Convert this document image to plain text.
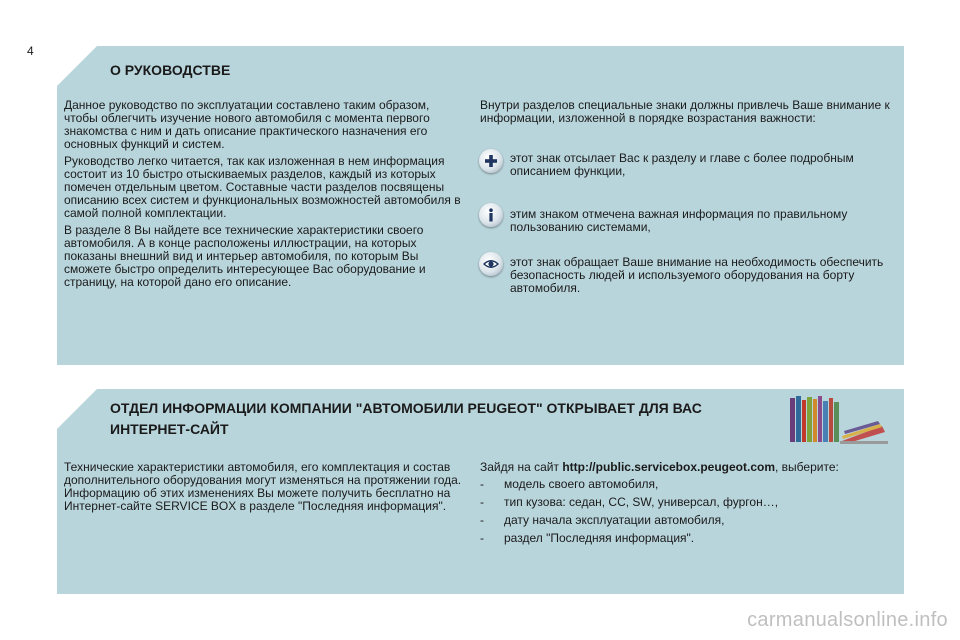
4
О РУКОВОДСТВЕ

Данное руководство по эксплуатации составлено таким образом, чтобы облегчить изучение нового автомобиля с момента первого знакомства с ним и дать описание практического назначения его основных функций и систем.

Руководство легко читается, так как изложенная в нем информация состоит из 10 быстро отыскиваемых разделов, каждый из которых помечен отдельным цветом. Составные части разделов посвящены описанию всех систем и функциональных возможностей автомобиля в самой полной комплектации.

В разделе 8 Вы найдете все технические характеристики своего автомобиля. А в конце расположены иллюстрации, на которых показаны внешний вид и интерьер автомобиля, по которым Вы сможете быстро определить интересующее Вас оборудование и страницу, на которой дано его описание.

Внутри разделов специальные знаки должны привлечь Ваше внимание к информации, изложенной в порядке возрастания важности:
этот знак отсылает Вас к разделу и главе с более подробным описанием функции,
этим знаком отмечена важная информация по правильному пользованию системами,
этот знак обращает Ваше внимание на необходимость обеспечить безопасность людей и используемого оборудования на борту автомобиля.
ОТДЕЛ ИНФОРМАЦИИ КОМПАНИИ "АВТОМОБИЛИ PEUGEOT" ОТКРЫВАЕТ ДЛЯ ВАС ИНТЕРНЕТ-САЙТ
Технические характеристики автомобиля, его комплектация и состав дополнительного оборудования могут изменяться на протяжении года. Информацию об этих изменениях Вы можете получить бесплатно на Интернет-сайте SERVICE BOX в разделе "Последняя информация".
Зайдя на сайт http://public.servicebox.peugeot.com, выберите:
- модель своего автомобиля,
- тип кузова: седан, CC, SW, универсал, фургон…,
- дату начала эксплуатации автомобиля,
- раздел "Последняя информация".
carmanualsonline.info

■ **Task statement**
Only lines holding the string "Последняя" are wanted; gather each one from the entries above.

■ **Reply**
Технические характеристики автомобиля, его комплектация и состав дополнительного оборудования могут изменяться на протяжении года. Информацию об этих изменениях Вы можете получить бесплатно на Интернет-сайте SERVICE BOX в разделе "Последняя информация".
- раздел "Последняя информация".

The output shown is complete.